◆ Work to complete: Search the data for the string "Schule" and extract every line where it appears.

Data records
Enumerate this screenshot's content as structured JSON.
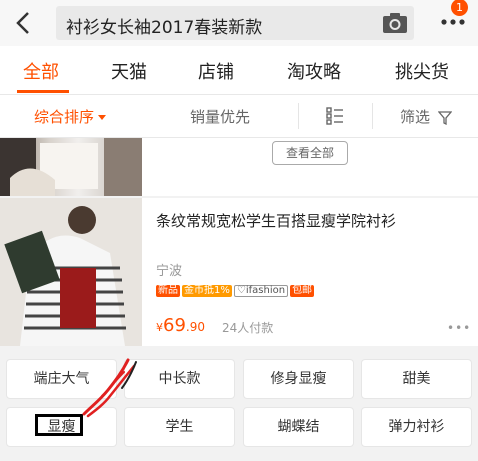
{
  "search": {
    "query": "衬衫女长袖2017春装新款"
  },
  "header": {
    "notification_count": "1"
  },
  "tabs": [
    {
      "label": "全部"
    },
    {
      "label": "天猫"
    },
    {
      "label": "店铺"
    },
    {
      "label": "淘攻略"
    },
    {
      "label": "挑尖货"
    }
  ],
  "sort": {
    "composite": "综合排序",
    "sales": "销量优先",
    "filter": "筛选"
  },
  "top_result": {
    "view_all": "查看全部"
  },
  "product": {
    "title": "条纹常规宽松学生百搭显瘦学院衬衫",
    "location": "宁波",
    "tags": [
      "新品",
      "金币抵1%",
      "♡ifashion",
      "包邮"
    ],
    "currency": "¥",
    "price_int": "69",
    "price_dec": ".90",
    "sold": "24人付款"
  },
  "filter_chips": [
    "端庄大气",
    "中长款",
    "修身显瘦",
    "甜美",
    "显瘦",
    "学生",
    "蝴蝶结",
    "弹力衬衫"
  ],
  "colors": {
    "accent": "#ff5000",
    "annotation": "#e02020"
  }
}
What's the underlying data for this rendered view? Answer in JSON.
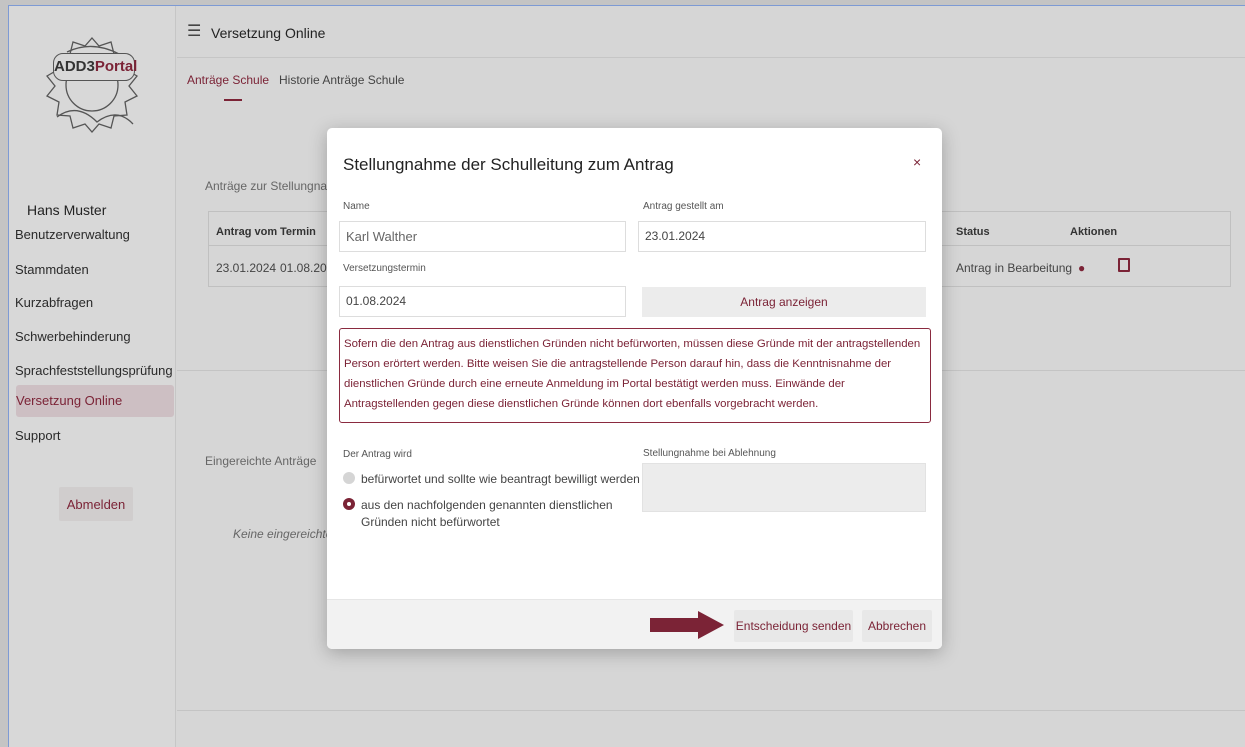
{
  "app": {
    "title": "Versetzung Online",
    "logo_text_prefix": "ADD3",
    "logo_text_suffix": "Portal"
  },
  "colors": {
    "accent": "#7b2336",
    "overlay_bg": "#d6d6d6"
  },
  "sidebar": {
    "user_name": "Hans Muster",
    "items": [
      {
        "label": "Benutzerverwaltung"
      },
      {
        "label": "Stammdaten"
      },
      {
        "label": "Kurzabfragen"
      },
      {
        "label": "Schwerbehinderung"
      },
      {
        "label": "Sprachfeststellungsprüfung"
      },
      {
        "label": "Versetzung Online"
      },
      {
        "label": "Support"
      }
    ],
    "logout_label": "Abmelden"
  },
  "tabs": [
    {
      "label": "Anträge Schule"
    },
    {
      "label": "Historie Anträge Schule"
    }
  ],
  "background": {
    "section1_title": "Anträge zur Stellungnahm",
    "table_headers": {
      "antrag_vom": "Antrag vom",
      "termin": "Termin",
      "status": "Status",
      "aktionen": "Aktionen"
    },
    "row": {
      "antrag_vom": "23.01.2024",
      "termin": "01.08.2024",
      "status": "Antrag in Bearbeitung"
    },
    "section2_title": "Eingereichte Anträge",
    "empty_text": "Keine eingereichten"
  },
  "modal": {
    "title": "Stellungnahme der Schulleitung zum Antrag",
    "close_label": "×",
    "name_label": "Name",
    "name_value": "Karl Walther",
    "date_label": "Antrag gestellt am",
    "date_value": "23.01.2024",
    "termin_label": "Versetzungstermin",
    "termin_value": "01.08.2024",
    "show_button": "Antrag anzeigen",
    "notice": "Sofern die den Antrag aus dienstlichen Gründen nicht befürworten, müssen diese Gründe mit der antragstellenden Person erörtert werden. Bitte weisen Sie die antragstellende Person darauf hin, dass die Kenntnisnahme der dienstlichen Gründe durch eine erneute Anmeldung im Portal bestätigt werden muss. Einwände der Antragstellenden gegen diese dienstlichen Gründe können dort ebenfalls vorgebracht werden.",
    "decision_label": "Der Antrag wird",
    "option1": "befürwortet und sollte wie beantragt bewilligt werden",
    "option2_line1": "aus den nachfolgenden genannten dienstlichen",
    "option2_line2": "Gründen nicht befürwortet",
    "selected_option": 2,
    "rejection_label": "Stellungnahme bei Ablehnung",
    "rejection_value": "",
    "send_button": "Entscheidung senden",
    "cancel_button": "Abbrechen"
  }
}
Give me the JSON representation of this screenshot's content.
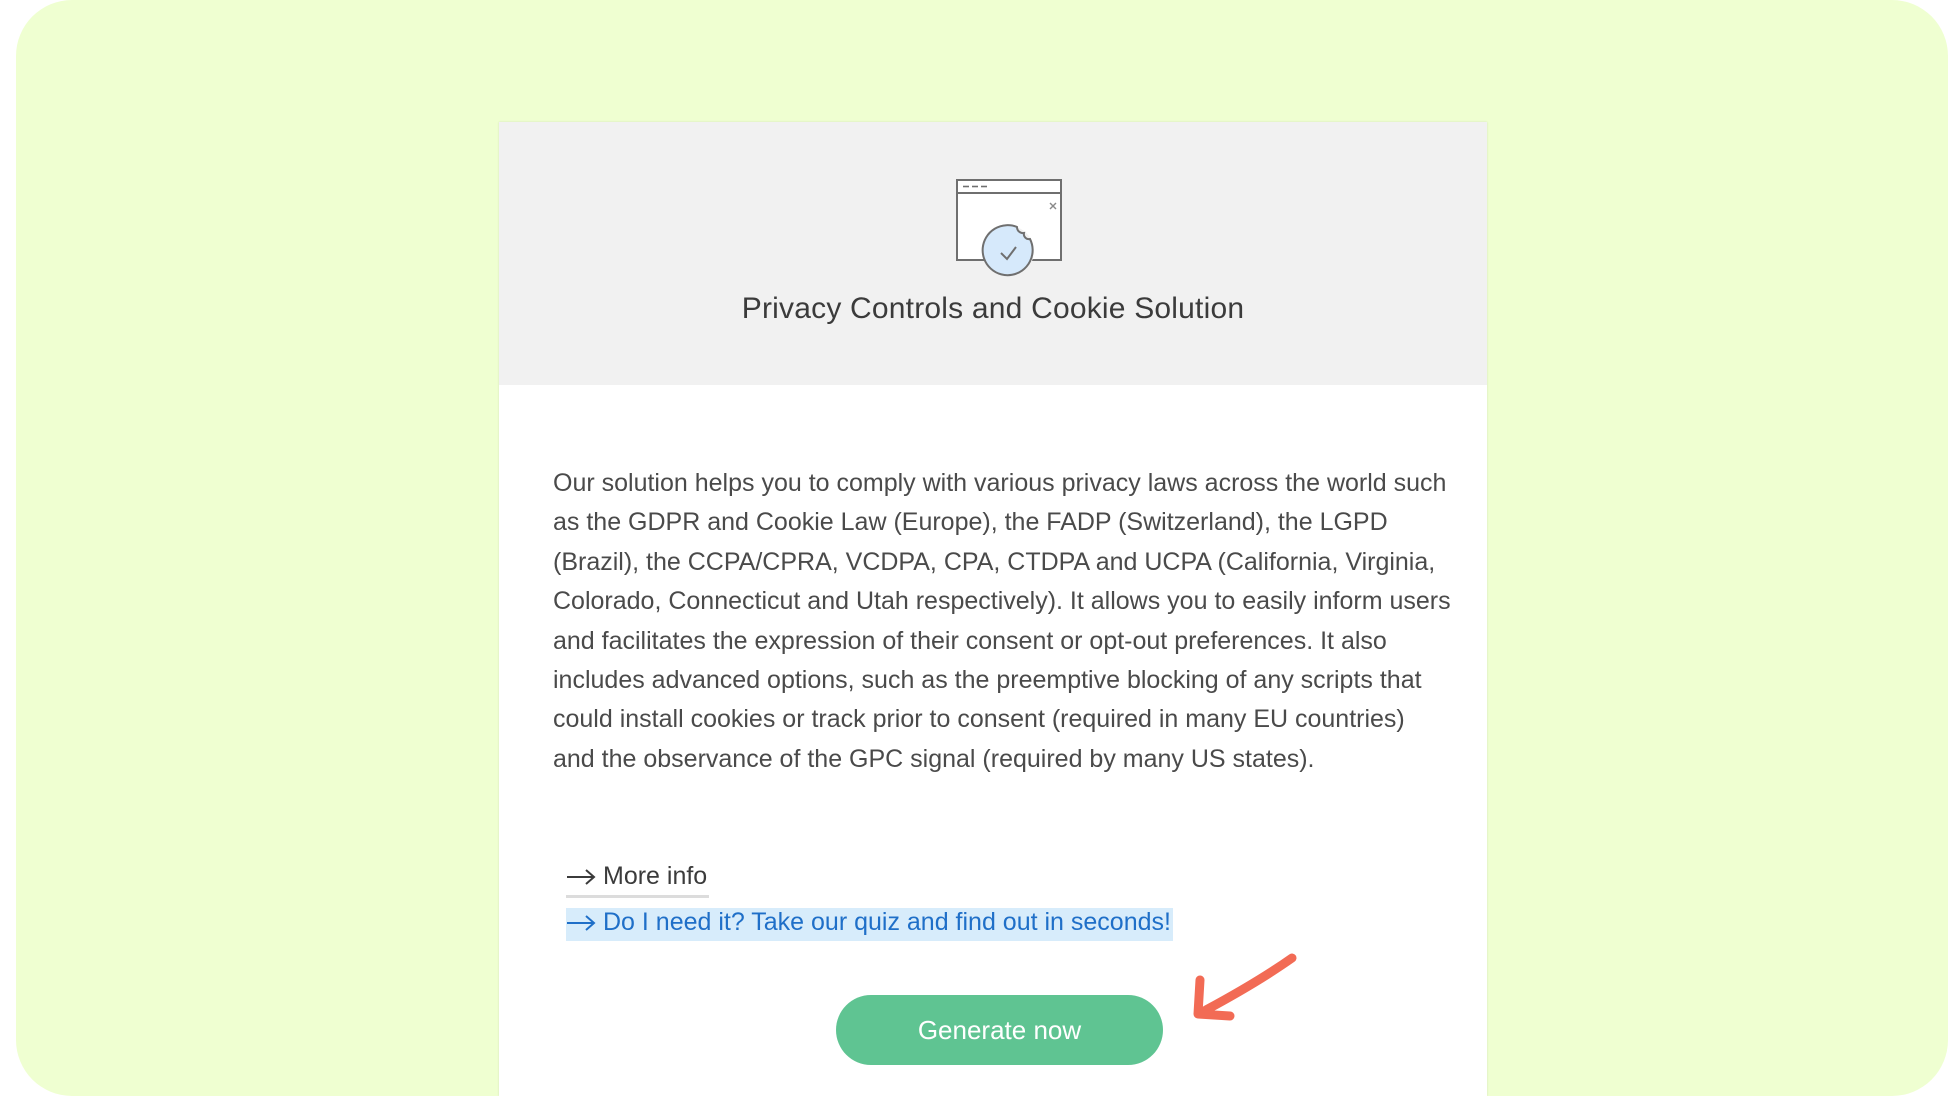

◆ Solution for this problem:
      "label": "Anträge Schule"
      "label": "Historie Anträge Schule"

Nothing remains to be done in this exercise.